What this task involves:
Lines containing "Capability" are to be counted. Give the number and nothing more.

— BEGIN —

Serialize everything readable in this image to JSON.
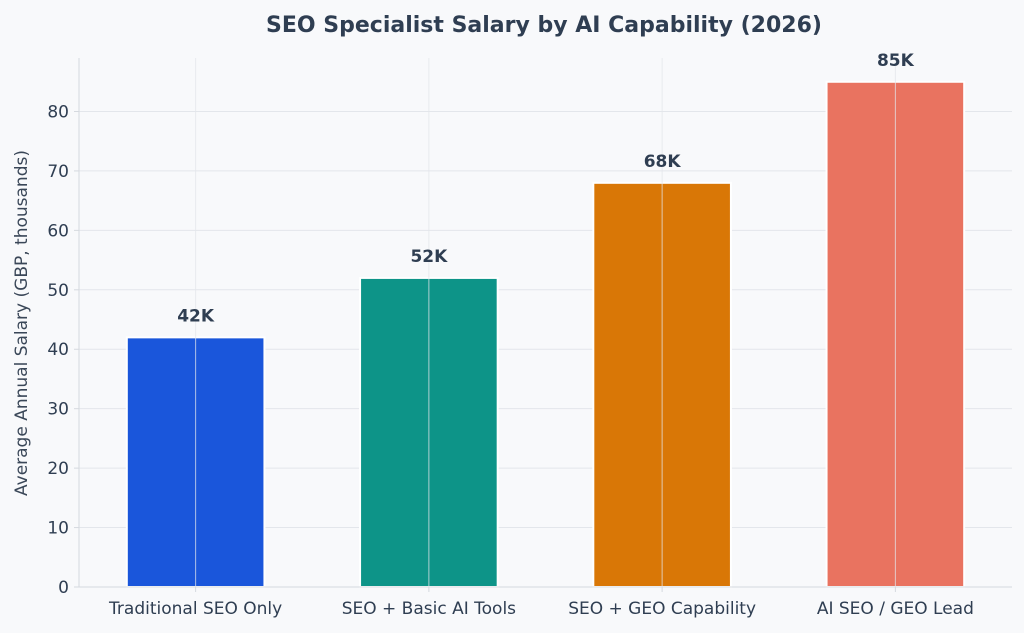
{
  "chart_data": {
    "type": "bar",
    "title": "SEO Specialist Salary by AI Capability (2026)",
    "xlabel": "",
    "ylabel": "Average Annual Salary (GBP, thousands)",
    "categories": [
      "Traditional SEO Only",
      "SEO + Basic AI Tools",
      "SEO + GEO Capability",
      "AI SEO / GEO Lead"
    ],
    "values": [
      42,
      52,
      68,
      85
    ],
    "data_labels": [
      "42K",
      "52K",
      "68K",
      "85K"
    ],
    "bar_colors": [
      "#1a56db",
      "#0d9488",
      "#d97706",
      "#e97360"
    ],
    "ylim": [
      0,
      89
    ],
    "yticks": [
      0,
      10,
      20,
      30,
      40,
      50,
      60,
      70,
      80
    ],
    "grid": true,
    "legend": "none"
  }
}
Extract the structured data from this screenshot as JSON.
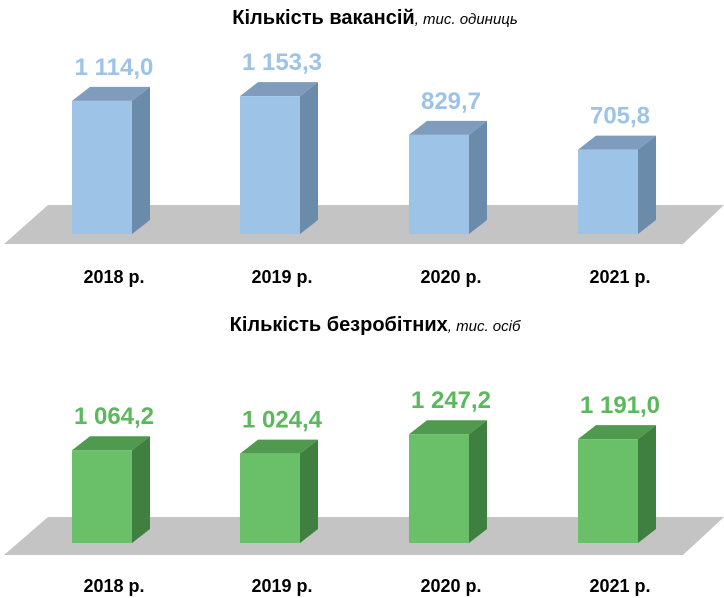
{
  "chart_data": [
    {
      "type": "bar",
      "title": "Кількість вакансій",
      "title_unit": ", тис. одиниць",
      "categories": [
        "2018 р.",
        "2019 р.",
        "2020 р.",
        "2021 р."
      ],
      "values": [
        1114.0,
        1153.3,
        829.7,
        705.8
      ],
      "value_labels": [
        "1 114,0",
        "1 153,3",
        "829,7",
        "705,8"
      ],
      "colors": {
        "front": "#9dc3e6",
        "side": "#6b8bab",
        "top": "#7f9cbc",
        "label": "#9dc3e6",
        "floor": "#c4c4c4"
      }
    },
    {
      "type": "bar",
      "title": "Кількість безробітних",
      "title_unit": ", тис. осіб",
      "categories": [
        "2018 р.",
        "2019 р.",
        "2020 р.",
        "2021 р."
      ],
      "values": [
        1064.2,
        1024.4,
        1247.2,
        1191.0
      ],
      "value_labels": [
        "1 064,2",
        "1 024,4",
        "1 247,2",
        "1 191,0"
      ],
      "colors": {
        "front": "#6abf69",
        "side": "#3f7f3f",
        "top": "#4f9a4f",
        "label": "#5cb85c",
        "floor": "#c4c4c4"
      }
    }
  ]
}
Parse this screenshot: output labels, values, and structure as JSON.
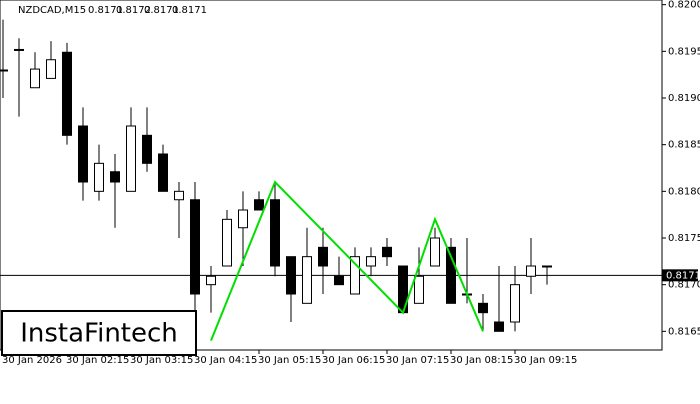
{
  "chart_data": {
    "type": "candlestick",
    "title": "NZDCAD,M15",
    "header_values": [
      0.8171,
      0.8172,
      0.8171,
      0.8171
    ],
    "logo": "InstaFintech",
    "categories": [
      "30 Jan 2026",
      null,
      null,
      null,
      "30 Jan 02:15",
      null,
      null,
      null,
      "30 Jan 03:15",
      null,
      null,
      null,
      "30 Jan 04:15",
      null,
      null,
      null,
      "30 Jan 05:15",
      null,
      null,
      null,
      "30 Jan 06:15",
      null,
      null,
      null,
      "30 Jan 07:15",
      null,
      null,
      null,
      "30 Jan 08:15",
      null,
      null,
      null,
      "30 Jan 09:15",
      null,
      null
    ],
    "open": [
      0.8193,
      0.81952,
      0.81911,
      0.81921,
      0.81949,
      0.8187,
      0.818,
      0.81821,
      0.818,
      0.8186,
      0.8184,
      0.81791,
      0.81791,
      0.817,
      0.8172,
      0.81761,
      0.81791,
      0.81791,
      0.8173,
      0.8168,
      0.8174,
      0.81709,
      0.8169,
      0.8172,
      0.8174,
      0.8172,
      0.8168,
      0.8172,
      0.8174,
      0.8169,
      0.8168,
      0.8166,
      0.8166,
      0.81709,
      0.8172
    ],
    "high": [
      0.81984,
      0.81964,
      0.81949,
      0.81961,
      0.81959,
      0.8189,
      0.8185,
      0.8184,
      0.8189,
      0.8189,
      0.8185,
      0.8181,
      0.8181,
      0.8172,
      0.8178,
      0.818,
      0.818,
      0.8181,
      0.8173,
      0.81761,
      0.81761,
      0.8173,
      0.8174,
      0.8174,
      0.8175,
      0.8172,
      0.8174,
      0.81761,
      0.8175,
      0.8175,
      0.8169,
      0.8172,
      0.8172,
      0.8175,
      0.8172
    ],
    "low": [
      0.819,
      0.8188,
      0.81911,
      0.81921,
      0.8185,
      0.8179,
      0.8179,
      0.81761,
      0.818,
      0.81821,
      0.818,
      0.8175,
      0.8165,
      0.8167,
      0.8172,
      0.8172,
      0.8178,
      0.81709,
      0.8166,
      0.8168,
      0.8169,
      0.817,
      0.8169,
      0.81709,
      0.8172,
      0.8167,
      0.8168,
      0.8172,
      0.8168,
      0.8168,
      0.8165,
      0.8165,
      0.8165,
      0.8169,
      0.817
    ],
    "close": [
      0.8193,
      0.81951,
      0.81931,
      0.81941,
      0.8186,
      0.8181,
      0.8183,
      0.8181,
      0.8187,
      0.8183,
      0.818,
      0.818,
      0.8169,
      0.81709,
      0.8177,
      0.8178,
      0.8178,
      0.8172,
      0.8169,
      0.8173,
      0.8172,
      0.817,
      0.8173,
      0.8173,
      0.8173,
      0.8167,
      0.81709,
      0.8175,
      0.8168,
      0.8169,
      0.8167,
      0.8165,
      0.817,
      0.8172,
      0.8172
    ],
    "pattern": {
      "color": "#00e000",
      "x": [
        13,
        17,
        25,
        27,
        30
      ],
      "values": [
        0.8164,
        0.8181,
        0.8167,
        0.8177,
        0.8165
      ]
    },
    "current_price": 0.8171,
    "ylim": [
      0.8163,
      0.82005
    ],
    "yticks": [
      0.8165,
      {
        "value": 0.817,
        "label": "0.8170"
      },
      0.8175,
      {
        "value": 0.818,
        "label": "0.8180"
      },
      0.8185,
      {
        "value": 0.819,
        "label": "0.8190"
      },
      0.8195,
      {
        "value": 0.82,
        "label": "0.8200"
      }
    ]
  }
}
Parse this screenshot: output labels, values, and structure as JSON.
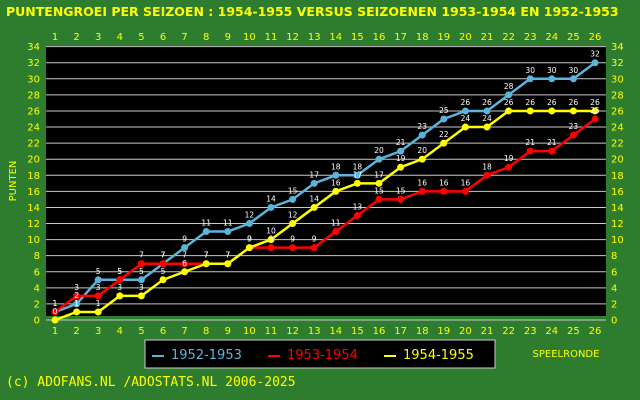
{
  "chart_data": {
    "type": "line",
    "title": "PUNTENGROEI PER SEIZOEN : 1954-1955 VERSUS SEIZOENEN 1953-1954 EN 1952-1953",
    "ylabel": "PUNTEN",
    "xlabel": "SPEELRONDE",
    "x": [
      1,
      2,
      3,
      4,
      5,
      6,
      7,
      8,
      9,
      10,
      11,
      12,
      13,
      14,
      15,
      16,
      17,
      18,
      19,
      20,
      21,
      22,
      23,
      24,
      25,
      26
    ],
    "ylim": [
      0,
      34
    ],
    "yticks": [
      0,
      2,
      4,
      6,
      8,
      10,
      12,
      14,
      16,
      18,
      20,
      22,
      24,
      26,
      28,
      30,
      32,
      34
    ],
    "grid": true,
    "legend_position": "bottom",
    "colors": {
      "background": "#2e7d2e",
      "plot_background": "#000000",
      "text": "#ffff00",
      "grid": "#c8c8c8"
    },
    "series": [
      {
        "name": "1952-1953",
        "color": "#5ab4dc",
        "values": [
          1,
          2,
          5,
          5,
          5,
          7,
          9,
          11,
          11,
          12,
          14,
          15,
          17,
          18,
          18,
          20,
          21,
          23,
          25,
          26,
          26,
          28,
          30,
          30,
          30,
          32
        ]
      },
      {
        "name": "1953-1954",
        "color": "#ff0000",
        "values": [
          1,
          3,
          3,
          5,
          7,
          7,
          7,
          7,
          7,
          9,
          9,
          9,
          9,
          11,
          13,
          15,
          15,
          16,
          16,
          16,
          18,
          19,
          21,
          21,
          23,
          25
        ]
      },
      {
        "name": "1954-1955",
        "color": "#ffff00",
        "values": [
          0,
          1,
          1,
          3,
          3,
          5,
          6,
          7,
          7,
          9,
          10,
          12,
          14,
          16,
          17,
          17,
          19,
          20,
          22,
          24,
          24,
          26,
          26,
          26,
          26,
          26
        ]
      }
    ]
  },
  "footer": {
    "credit": "(c) ADOFANS.NL /ADOSTATS.NL 2006-2025"
  }
}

— END —

Answer to this task:
2